Document excerpt:
Re: OpenSSL 3.0.0 compatibility

2020-05-29 Thread Laurenz Albe
On Fri, 2020-05-29 at 00:16 +0200, Daniel Gustafsson wrote:
> Since OpenSSL is now releasing 3.0.0-alpha versions, I took a look at using it
> with postgres to see what awaits us.  As it is now shipping in releases (with
> GA planned for Q4), users will probably soon start to test against it so I
> wanted to be prepared.

Excerpts from a dataset:
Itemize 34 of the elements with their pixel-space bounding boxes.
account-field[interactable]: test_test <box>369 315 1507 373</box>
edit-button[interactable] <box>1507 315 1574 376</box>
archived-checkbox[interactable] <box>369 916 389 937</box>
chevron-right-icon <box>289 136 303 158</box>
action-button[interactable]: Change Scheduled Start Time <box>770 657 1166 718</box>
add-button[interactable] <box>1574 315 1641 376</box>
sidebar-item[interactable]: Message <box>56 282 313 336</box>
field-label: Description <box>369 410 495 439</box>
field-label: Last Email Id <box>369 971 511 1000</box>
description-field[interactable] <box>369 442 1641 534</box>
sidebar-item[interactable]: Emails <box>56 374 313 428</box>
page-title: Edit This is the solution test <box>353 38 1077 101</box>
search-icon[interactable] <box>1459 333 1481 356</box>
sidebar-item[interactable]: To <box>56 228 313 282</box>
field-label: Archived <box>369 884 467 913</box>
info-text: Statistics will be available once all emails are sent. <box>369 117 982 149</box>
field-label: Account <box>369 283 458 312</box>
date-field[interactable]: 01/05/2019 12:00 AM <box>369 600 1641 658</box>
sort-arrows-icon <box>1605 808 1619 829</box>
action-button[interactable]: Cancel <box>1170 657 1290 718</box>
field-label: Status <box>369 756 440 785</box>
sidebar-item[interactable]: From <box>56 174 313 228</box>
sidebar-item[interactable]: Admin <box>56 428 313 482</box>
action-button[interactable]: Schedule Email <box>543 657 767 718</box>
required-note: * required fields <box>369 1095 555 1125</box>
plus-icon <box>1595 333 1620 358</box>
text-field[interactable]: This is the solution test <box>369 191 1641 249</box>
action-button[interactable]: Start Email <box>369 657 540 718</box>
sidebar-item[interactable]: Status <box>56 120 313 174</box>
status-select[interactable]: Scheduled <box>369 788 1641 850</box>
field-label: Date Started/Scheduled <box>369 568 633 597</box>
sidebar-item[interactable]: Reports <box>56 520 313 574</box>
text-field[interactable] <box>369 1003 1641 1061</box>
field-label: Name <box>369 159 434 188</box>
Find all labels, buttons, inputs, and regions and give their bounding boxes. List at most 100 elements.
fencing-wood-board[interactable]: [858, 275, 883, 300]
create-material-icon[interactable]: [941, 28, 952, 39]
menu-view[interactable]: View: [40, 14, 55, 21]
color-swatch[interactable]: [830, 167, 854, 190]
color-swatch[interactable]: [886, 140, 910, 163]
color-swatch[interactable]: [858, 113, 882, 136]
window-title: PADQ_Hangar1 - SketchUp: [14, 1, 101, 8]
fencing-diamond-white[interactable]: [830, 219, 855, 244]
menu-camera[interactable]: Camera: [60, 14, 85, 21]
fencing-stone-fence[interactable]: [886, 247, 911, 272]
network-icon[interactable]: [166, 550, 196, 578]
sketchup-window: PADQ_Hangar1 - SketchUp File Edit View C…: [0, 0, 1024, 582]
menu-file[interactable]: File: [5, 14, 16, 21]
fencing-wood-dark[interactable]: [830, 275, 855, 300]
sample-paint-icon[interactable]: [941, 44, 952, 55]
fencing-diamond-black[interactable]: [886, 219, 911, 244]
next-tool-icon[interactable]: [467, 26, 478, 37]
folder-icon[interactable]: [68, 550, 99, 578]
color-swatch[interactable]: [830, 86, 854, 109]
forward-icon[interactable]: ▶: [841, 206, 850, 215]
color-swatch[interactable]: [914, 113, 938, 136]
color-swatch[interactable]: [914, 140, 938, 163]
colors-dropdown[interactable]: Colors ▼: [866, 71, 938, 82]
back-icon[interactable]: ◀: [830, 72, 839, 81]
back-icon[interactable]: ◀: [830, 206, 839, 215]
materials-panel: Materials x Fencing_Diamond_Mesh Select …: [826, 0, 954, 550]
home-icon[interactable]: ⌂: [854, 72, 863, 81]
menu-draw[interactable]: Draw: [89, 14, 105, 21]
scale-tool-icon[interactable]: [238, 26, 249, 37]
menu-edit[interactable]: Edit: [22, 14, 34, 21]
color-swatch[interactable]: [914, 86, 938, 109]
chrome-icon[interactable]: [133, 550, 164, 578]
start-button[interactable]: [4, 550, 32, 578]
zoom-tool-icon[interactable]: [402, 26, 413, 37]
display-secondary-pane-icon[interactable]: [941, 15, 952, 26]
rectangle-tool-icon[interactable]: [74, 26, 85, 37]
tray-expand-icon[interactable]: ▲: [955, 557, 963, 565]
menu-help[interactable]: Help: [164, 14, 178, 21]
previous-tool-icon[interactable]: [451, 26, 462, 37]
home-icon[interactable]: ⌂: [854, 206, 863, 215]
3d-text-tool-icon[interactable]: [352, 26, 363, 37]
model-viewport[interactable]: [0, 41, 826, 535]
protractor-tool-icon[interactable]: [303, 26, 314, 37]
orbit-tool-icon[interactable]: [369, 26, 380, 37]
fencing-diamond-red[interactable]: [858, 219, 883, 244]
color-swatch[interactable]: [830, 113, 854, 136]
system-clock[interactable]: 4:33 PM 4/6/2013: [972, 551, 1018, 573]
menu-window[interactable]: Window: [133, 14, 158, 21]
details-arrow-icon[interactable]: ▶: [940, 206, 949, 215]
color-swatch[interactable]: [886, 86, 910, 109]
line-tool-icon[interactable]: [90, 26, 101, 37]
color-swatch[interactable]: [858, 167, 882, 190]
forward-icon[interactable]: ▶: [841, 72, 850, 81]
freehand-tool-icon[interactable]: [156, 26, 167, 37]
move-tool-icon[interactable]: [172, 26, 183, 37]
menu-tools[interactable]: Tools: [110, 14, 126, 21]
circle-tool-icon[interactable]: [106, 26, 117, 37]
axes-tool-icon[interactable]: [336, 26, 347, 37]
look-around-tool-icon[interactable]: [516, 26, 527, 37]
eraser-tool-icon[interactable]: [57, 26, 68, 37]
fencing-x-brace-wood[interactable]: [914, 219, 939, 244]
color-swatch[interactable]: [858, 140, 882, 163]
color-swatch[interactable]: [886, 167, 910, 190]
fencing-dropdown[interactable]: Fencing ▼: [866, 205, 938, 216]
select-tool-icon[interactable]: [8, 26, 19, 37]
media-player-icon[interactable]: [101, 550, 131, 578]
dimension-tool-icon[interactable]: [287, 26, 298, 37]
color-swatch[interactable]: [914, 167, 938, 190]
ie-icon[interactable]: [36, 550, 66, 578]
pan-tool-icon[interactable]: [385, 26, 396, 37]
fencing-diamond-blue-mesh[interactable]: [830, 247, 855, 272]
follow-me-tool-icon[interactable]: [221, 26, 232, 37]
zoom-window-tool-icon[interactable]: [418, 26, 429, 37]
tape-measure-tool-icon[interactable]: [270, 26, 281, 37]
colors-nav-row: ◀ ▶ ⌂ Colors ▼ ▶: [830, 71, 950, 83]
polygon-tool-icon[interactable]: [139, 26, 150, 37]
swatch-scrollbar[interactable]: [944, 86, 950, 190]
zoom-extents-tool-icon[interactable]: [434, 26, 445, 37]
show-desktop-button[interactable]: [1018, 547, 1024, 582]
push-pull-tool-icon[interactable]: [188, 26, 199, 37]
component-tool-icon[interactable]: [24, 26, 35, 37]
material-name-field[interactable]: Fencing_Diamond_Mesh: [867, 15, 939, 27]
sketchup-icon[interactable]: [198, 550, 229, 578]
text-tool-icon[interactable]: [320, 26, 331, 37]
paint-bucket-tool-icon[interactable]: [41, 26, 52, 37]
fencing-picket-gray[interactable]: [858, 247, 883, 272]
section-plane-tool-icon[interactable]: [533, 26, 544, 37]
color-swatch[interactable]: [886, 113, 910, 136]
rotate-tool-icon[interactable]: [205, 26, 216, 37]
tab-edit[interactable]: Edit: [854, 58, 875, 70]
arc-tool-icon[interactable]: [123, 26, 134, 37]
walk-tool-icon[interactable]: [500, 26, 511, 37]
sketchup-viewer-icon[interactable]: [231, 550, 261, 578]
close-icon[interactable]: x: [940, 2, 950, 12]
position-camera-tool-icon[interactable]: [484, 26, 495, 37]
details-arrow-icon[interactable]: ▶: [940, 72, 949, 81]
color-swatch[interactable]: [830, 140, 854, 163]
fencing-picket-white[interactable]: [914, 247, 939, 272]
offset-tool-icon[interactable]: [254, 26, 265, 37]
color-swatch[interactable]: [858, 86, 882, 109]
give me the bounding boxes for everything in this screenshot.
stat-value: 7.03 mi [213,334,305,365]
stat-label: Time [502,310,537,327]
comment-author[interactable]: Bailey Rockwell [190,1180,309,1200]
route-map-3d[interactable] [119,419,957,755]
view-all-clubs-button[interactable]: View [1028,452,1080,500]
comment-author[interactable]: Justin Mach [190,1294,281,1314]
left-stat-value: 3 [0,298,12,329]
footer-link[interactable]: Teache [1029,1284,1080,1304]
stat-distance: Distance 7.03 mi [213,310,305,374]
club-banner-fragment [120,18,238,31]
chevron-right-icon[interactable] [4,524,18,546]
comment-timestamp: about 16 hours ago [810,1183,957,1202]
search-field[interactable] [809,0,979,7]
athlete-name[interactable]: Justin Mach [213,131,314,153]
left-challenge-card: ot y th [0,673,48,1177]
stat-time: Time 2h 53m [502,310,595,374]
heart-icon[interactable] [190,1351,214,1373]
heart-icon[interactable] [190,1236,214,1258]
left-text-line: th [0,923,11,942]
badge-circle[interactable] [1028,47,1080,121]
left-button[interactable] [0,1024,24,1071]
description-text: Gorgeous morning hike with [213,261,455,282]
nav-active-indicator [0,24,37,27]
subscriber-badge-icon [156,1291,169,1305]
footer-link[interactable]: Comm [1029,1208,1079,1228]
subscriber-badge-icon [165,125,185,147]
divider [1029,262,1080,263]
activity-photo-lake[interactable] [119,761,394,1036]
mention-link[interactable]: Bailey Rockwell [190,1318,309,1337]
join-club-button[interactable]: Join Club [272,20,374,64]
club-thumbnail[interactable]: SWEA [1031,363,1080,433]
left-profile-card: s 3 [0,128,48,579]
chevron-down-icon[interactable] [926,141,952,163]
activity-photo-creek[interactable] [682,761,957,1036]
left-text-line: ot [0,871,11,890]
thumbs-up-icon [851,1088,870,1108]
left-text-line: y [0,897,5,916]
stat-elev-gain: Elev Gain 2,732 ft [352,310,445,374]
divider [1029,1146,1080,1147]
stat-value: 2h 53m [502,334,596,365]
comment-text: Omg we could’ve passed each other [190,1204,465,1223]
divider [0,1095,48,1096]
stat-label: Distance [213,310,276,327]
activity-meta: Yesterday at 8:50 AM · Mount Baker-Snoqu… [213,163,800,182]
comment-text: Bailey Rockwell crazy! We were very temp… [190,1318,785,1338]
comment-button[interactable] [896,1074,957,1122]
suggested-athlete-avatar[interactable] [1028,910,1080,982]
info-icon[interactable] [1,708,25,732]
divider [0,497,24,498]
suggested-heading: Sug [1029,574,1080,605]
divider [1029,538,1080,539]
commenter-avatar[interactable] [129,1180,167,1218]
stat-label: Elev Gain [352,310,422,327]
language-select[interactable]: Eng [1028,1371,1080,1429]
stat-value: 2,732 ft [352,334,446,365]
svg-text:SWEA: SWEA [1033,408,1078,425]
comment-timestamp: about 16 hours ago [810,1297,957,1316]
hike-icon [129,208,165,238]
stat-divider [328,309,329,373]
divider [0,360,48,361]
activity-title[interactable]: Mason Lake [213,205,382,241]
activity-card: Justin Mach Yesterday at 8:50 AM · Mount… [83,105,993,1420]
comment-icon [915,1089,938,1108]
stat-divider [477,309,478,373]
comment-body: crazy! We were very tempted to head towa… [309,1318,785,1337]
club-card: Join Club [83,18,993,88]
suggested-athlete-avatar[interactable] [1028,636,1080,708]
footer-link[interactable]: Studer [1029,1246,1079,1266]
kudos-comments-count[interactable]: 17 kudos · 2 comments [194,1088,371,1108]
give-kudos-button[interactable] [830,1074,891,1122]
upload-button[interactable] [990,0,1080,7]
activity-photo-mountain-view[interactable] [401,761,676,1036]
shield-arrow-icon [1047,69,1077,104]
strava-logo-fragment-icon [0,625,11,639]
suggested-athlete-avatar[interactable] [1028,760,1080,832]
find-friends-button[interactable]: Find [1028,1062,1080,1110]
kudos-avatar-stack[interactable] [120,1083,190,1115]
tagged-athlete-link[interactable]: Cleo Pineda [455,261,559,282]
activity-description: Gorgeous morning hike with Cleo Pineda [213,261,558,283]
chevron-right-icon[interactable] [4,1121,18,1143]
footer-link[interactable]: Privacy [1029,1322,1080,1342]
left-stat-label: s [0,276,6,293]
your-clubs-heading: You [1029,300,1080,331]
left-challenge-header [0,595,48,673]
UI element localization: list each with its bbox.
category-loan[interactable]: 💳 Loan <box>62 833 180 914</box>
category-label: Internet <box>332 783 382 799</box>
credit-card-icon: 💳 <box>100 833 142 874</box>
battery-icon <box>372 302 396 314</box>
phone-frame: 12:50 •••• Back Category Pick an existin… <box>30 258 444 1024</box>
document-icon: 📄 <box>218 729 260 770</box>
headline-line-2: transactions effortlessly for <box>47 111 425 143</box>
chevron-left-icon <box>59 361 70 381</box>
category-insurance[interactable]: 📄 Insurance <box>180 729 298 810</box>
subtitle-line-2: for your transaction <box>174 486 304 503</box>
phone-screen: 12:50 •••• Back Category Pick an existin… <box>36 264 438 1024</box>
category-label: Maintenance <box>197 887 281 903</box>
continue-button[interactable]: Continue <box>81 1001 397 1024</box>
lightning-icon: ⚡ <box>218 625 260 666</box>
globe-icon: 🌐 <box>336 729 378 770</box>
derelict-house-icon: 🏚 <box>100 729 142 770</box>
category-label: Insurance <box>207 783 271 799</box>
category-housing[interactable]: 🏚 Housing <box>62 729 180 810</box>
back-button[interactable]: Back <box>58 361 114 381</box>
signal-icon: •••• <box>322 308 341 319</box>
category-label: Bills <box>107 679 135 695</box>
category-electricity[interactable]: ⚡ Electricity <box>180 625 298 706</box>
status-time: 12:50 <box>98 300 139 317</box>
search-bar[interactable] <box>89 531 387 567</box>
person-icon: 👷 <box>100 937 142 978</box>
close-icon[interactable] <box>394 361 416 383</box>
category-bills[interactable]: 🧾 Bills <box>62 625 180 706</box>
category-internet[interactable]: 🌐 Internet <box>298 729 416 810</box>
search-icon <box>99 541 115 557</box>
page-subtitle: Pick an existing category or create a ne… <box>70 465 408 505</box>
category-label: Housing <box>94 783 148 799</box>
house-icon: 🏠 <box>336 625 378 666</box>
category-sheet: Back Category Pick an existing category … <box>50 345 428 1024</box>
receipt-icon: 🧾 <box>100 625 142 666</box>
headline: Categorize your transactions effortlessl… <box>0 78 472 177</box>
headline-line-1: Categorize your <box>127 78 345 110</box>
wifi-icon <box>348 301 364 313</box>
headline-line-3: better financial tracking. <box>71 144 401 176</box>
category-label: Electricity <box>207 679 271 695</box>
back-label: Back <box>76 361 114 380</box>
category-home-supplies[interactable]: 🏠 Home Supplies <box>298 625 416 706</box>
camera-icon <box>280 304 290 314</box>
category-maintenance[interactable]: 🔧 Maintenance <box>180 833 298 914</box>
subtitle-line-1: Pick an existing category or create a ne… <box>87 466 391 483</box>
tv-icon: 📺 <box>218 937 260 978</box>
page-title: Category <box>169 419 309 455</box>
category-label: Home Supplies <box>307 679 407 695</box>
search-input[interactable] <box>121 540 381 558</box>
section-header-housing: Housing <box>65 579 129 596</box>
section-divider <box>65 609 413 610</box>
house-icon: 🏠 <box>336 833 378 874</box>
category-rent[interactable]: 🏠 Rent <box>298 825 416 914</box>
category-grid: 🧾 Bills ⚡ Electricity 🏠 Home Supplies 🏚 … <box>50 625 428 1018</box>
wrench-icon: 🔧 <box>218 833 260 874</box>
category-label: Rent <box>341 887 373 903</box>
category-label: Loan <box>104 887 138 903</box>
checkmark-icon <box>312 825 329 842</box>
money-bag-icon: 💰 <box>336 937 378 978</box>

What to work on: Continue the mailing-list message about OpenSSL 3.0.0 compatibility from its last line.

Written answer:
> 
> Regarding the deprecations, we can either set preprocessor directives or use
> compiler flags to silence the warning and do nothing (for now), or we could
> update to the new API.  We probably want to different things for master vs
> back-branches, but as an illustration of what the latter could look like I've
> implemented this in 0001.

An important question will be: if we convert to functions that are not 
deprecated,
what is the earliest OpenSSL version we can support?